→ **What is asked**
Print the listing that follows, character for character.

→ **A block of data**
-=-=-

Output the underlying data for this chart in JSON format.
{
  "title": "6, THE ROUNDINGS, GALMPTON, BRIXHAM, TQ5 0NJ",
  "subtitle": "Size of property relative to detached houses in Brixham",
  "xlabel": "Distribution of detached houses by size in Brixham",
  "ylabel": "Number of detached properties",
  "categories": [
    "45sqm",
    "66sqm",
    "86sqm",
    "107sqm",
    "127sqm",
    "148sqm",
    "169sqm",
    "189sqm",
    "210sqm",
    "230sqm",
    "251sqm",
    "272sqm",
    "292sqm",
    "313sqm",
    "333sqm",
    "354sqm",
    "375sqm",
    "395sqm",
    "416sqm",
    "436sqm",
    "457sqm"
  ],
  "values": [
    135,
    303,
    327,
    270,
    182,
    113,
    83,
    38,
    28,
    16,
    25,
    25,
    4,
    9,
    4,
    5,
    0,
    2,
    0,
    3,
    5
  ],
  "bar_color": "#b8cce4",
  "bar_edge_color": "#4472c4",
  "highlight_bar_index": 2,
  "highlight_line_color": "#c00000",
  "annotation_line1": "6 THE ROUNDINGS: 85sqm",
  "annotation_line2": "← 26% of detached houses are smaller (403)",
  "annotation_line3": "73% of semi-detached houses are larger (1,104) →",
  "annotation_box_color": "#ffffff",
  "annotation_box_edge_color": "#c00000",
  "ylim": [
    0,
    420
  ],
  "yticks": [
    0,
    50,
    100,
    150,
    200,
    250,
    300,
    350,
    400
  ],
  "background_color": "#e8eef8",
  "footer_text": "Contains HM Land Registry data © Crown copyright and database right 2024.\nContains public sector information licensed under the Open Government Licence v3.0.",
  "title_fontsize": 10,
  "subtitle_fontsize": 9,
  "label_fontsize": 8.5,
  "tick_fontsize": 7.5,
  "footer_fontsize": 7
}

-=-=-

→ **Completed task**
Output the underlying data for this chart in JSON format.
{
  "title": "6, THE ROUNDINGS, GALMPTON, BRIXHAM, TQ5 0NJ",
  "subtitle": "Size of property relative to detached houses in Brixham",
  "xlabel": "Distribution of detached houses by size in Brixham",
  "ylabel": "Number of detached properties",
  "categories": [
    "45sqm",
    "66sqm",
    "86sqm",
    "107sqm",
    "127sqm",
    "148sqm",
    "169sqm",
    "189sqm",
    "210sqm",
    "230sqm",
    "251sqm",
    "272sqm",
    "292sqm",
    "313sqm",
    "333sqm",
    "354sqm",
    "375sqm",
    "395sqm",
    "416sqm",
    "436sqm",
    "457sqm"
  ],
  "values": [
    135,
    303,
    327,
    270,
    182,
    113,
    83,
    38,
    28,
    16,
    25,
    25,
    4,
    9,
    4,
    5,
    0,
    2,
    0,
    3,
    5
  ],
  "bar_color": "#b8cce4",
  "bar_edge_color": "#4472c4",
  "highlight_bar_index": 2,
  "highlight_line_color": "#c00000",
  "annotation_line1": "6 THE ROUNDINGS: 85sqm",
  "annotation_line2": "← 26% of detached houses are smaller (403)",
  "annotation_line3": "73% of semi-detached houses are larger (1,104) →",
  "annotation_box_color": "#ffffff",
  "annotation_box_edge_color": "#c00000",
  "ylim": [
    0,
    420
  ],
  "yticks": [
    0,
    50,
    100,
    150,
    200,
    250,
    300,
    350,
    400
  ],
  "background_color": "#e8eef8",
  "footer_text": "Contains HM Land Registry data © Crown copyright and database right 2024.\nContains public sector information licensed under the Open Government Licence v3.0.",
  "title_fontsize": 10,
  "subtitle_fontsize": 9,
  "label_fontsize": 8.5,
  "tick_fontsize": 7.5,
  "footer_fontsize": 7
}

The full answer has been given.